-- BEGIN Supplied entries --

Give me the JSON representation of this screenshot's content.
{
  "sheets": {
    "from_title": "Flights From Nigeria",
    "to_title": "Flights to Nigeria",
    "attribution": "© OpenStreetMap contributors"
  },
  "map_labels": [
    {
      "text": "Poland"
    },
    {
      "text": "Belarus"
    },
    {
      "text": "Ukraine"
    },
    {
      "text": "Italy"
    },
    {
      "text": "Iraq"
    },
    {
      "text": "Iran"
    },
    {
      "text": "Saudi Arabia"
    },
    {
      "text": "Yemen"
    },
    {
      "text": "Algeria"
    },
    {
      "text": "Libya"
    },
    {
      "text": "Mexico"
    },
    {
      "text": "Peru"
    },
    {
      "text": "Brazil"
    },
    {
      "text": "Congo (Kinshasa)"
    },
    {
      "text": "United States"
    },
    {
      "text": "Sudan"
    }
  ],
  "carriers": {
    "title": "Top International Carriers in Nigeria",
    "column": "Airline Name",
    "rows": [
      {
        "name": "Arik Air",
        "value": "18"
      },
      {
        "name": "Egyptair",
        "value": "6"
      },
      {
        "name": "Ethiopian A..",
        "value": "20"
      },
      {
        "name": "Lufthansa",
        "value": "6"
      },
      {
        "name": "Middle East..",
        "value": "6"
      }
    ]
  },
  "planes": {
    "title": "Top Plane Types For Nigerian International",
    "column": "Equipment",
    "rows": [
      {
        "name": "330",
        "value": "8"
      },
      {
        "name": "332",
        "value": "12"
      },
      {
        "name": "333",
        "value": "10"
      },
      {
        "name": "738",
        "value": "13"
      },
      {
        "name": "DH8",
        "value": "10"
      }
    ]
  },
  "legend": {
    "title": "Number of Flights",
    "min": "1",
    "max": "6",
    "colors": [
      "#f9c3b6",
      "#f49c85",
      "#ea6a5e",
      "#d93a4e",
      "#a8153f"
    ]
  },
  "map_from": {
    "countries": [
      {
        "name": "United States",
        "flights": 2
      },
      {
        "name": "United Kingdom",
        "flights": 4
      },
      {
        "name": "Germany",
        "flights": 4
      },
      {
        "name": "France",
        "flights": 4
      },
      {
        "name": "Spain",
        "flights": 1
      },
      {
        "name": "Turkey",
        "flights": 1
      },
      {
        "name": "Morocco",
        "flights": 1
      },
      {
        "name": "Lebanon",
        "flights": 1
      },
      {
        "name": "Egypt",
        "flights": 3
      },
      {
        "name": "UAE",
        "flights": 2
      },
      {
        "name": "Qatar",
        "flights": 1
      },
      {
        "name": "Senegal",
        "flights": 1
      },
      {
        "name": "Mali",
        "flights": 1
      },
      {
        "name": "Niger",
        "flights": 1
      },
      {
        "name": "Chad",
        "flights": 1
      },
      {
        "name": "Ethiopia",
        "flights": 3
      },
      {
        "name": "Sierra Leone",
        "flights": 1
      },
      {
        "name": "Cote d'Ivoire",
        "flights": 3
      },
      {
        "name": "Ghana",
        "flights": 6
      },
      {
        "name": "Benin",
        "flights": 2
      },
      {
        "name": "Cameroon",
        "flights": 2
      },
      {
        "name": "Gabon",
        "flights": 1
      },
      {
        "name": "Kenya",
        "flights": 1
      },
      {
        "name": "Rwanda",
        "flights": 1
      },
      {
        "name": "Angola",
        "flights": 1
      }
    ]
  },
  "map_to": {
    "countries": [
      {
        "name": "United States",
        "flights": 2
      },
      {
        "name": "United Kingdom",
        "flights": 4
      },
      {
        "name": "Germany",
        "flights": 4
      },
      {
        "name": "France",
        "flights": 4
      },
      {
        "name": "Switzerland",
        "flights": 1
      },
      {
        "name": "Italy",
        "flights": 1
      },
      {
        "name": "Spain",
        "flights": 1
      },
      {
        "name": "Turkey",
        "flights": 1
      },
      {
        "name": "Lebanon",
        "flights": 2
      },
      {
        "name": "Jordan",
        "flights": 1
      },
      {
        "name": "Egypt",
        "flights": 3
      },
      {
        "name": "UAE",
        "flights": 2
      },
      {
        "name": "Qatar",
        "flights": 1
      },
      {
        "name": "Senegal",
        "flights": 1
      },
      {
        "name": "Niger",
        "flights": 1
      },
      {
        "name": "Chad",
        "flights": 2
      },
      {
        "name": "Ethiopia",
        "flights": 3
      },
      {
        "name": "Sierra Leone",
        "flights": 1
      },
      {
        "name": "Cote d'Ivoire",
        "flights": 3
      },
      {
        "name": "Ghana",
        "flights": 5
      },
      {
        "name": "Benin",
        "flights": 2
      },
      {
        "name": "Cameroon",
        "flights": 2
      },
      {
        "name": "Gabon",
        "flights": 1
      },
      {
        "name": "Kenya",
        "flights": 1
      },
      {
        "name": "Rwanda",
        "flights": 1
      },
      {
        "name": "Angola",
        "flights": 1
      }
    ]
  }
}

-- END Supplied entries --

From the listing above, copy all lines holding the word "value".

Answer
        "value": "18"
        "value": "6"
        "value": "20"
        "value": "6"
        "value": "6"
        "value": "8"
        "value": "12"
        "value": "10"
        "value": "13"
        "value": "10"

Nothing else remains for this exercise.